(Collected data)
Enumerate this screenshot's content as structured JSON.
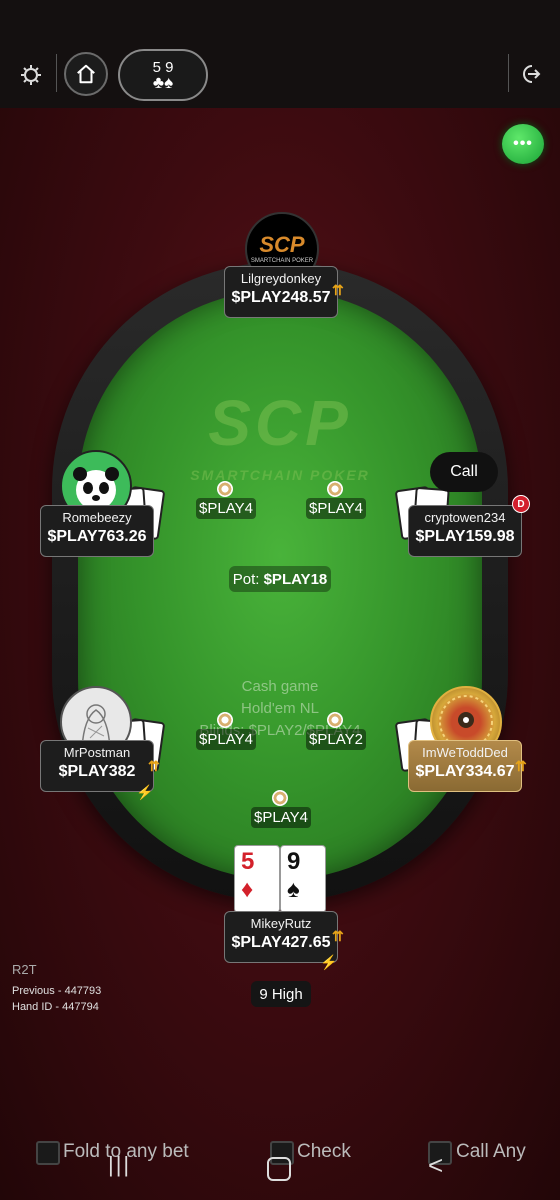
{
  "topbar": {
    "settings_icon": "gear-icon",
    "home_icon": "home-icon",
    "hand_cards": {
      "ranks": "5 9",
      "suits": "♣♠"
    },
    "exit_icon": "exit-icon"
  },
  "chat": {
    "icon": "chat-bubble-icon",
    "dots": "•••"
  },
  "table": {
    "watermark_logo": "SCP",
    "watermark_sub": "SMARTCHAIN POKER",
    "pot_label": "Pot:",
    "pot_value": "$PLAY18",
    "info_line1": "Cash game",
    "info_line2": "Hold'em NL",
    "info_line3": "Blinds: $PLAY2/$PLAY4"
  },
  "players": {
    "top": {
      "name": "Lilgreydonkey",
      "stack": "$PLAY248.57",
      "avatar_text": "SCP",
      "avatar_sub": "SMARTCHAIN POKER"
    },
    "left_upper": {
      "name": "Romebeezy",
      "stack": "$PLAY763.26",
      "avatar": "panda-avatar"
    },
    "right_upper": {
      "name": "cryptowen234",
      "stack": "$PLAY159.98",
      "action": "Call",
      "dealer": "D"
    },
    "left_lower": {
      "name": "MrPostman",
      "stack": "$PLAY382",
      "avatar": "sketch-avatar"
    },
    "right_lower": {
      "name": "ImWeToddDed",
      "stack": "$PLAY334.67",
      "avatar": "gold-coin-avatar"
    },
    "hero": {
      "name": "MikeyRutz",
      "stack": "$PLAY427.65",
      "hand_rank": "9 High"
    }
  },
  "bets": {
    "left_upper": "$PLAY4",
    "right_upper": "$PLAY4",
    "left_lower": "$PLAY4",
    "right_lower": "$PLAY2",
    "hero": "$PLAY4"
  },
  "hero_cards": [
    {
      "rank": "5",
      "suit": "♦",
      "color": "#d3212b"
    },
    {
      "rank": "9",
      "suit": "♠",
      "color": "#111111"
    }
  ],
  "footer_info": {
    "r2t": "R2T",
    "previous": "Previous - 447793",
    "hand_id": "Hand ID - 447794"
  },
  "controls": {
    "fold": "Fold to any bet",
    "check": "Check",
    "call": "Call Any"
  },
  "nav": {
    "recent": "|||",
    "home": "○",
    "back": "<"
  },
  "colors": {
    "felt": "#34932a",
    "background": "#3d0b10",
    "accent_gold": "#e6a318",
    "highlight_plate": "#c9a35a"
  }
}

▶ **WRITTEN EXERCISE**
Quote the material word for word, dropping any images it holds.

▶ **COMPLETED EXERCISE**
Enumerate this screenshot's content as structured JSON.
{
  "topbar": {
    "settings_icon": "gear-icon",
    "home_icon": "home-icon",
    "hand_cards": {
      "ranks": "5 9",
      "suits": "♣♠"
    },
    "exit_icon": "exit-icon"
  },
  "chat": {
    "icon": "chat-bubble-icon",
    "dots": "•••"
  },
  "table": {
    "watermark_logo": "SCP",
    "watermark_sub": "SMARTCHAIN POKER",
    "pot_label": "Pot:",
    "pot_value": "$PLAY18",
    "info_line1": "Cash game",
    "info_line2": "Hold'em NL",
    "info_line3": "Blinds: $PLAY2/$PLAY4"
  },
  "players": {
    "top": {
      "name": "Lilgreydonkey",
      "stack": "$PLAY248.57",
      "avatar_text": "SCP",
      "avatar_sub": "SMARTCHAIN POKER"
    },
    "left_upper": {
      "name": "Romebeezy",
      "stack": "$PLAY763.26",
      "avatar": "panda-avatar"
    },
    "right_upper": {
      "name": "cryptowen234",
      "stack": "$PLAY159.98",
      "action": "Call",
      "dealer": "D"
    },
    "left_lower": {
      "name": "MrPostman",
      "stack": "$PLAY382",
      "avatar": "sketch-avatar"
    },
    "right_lower": {
      "name": "ImWeToddDed",
      "stack": "$PLAY334.67",
      "avatar": "gold-coin-avatar"
    },
    "hero": {
      "name": "MikeyRutz",
      "stack": "$PLAY427.65",
      "hand_rank": "9 High"
    }
  },
  "bets": {
    "left_upper": "$PLAY4",
    "right_upper": "$PLAY4",
    "left_lower": "$PLAY4",
    "right_lower": "$PLAY2",
    "hero": "$PLAY4"
  },
  "hero_cards": [
    {
      "rank": "5",
      "suit": "♦",
      "color": "#d3212b"
    },
    {
      "rank": "9",
      "suit": "♠",
      "color": "#111111"
    }
  ],
  "footer_info": {
    "r2t": "R2T",
    "previous": "Previous - 447793",
    "hand_id": "Hand ID - 447794"
  },
  "controls": {
    "fold": "Fold to any bet",
    "check": "Check",
    "call": "Call Any"
  },
  "nav": {
    "recent": "|||",
    "home": "○",
    "back": "<"
  },
  "colors": {
    "felt": "#34932a",
    "background": "#3d0b10",
    "accent_gold": "#e6a318",
    "highlight_plate": "#c9a35a"
  }
}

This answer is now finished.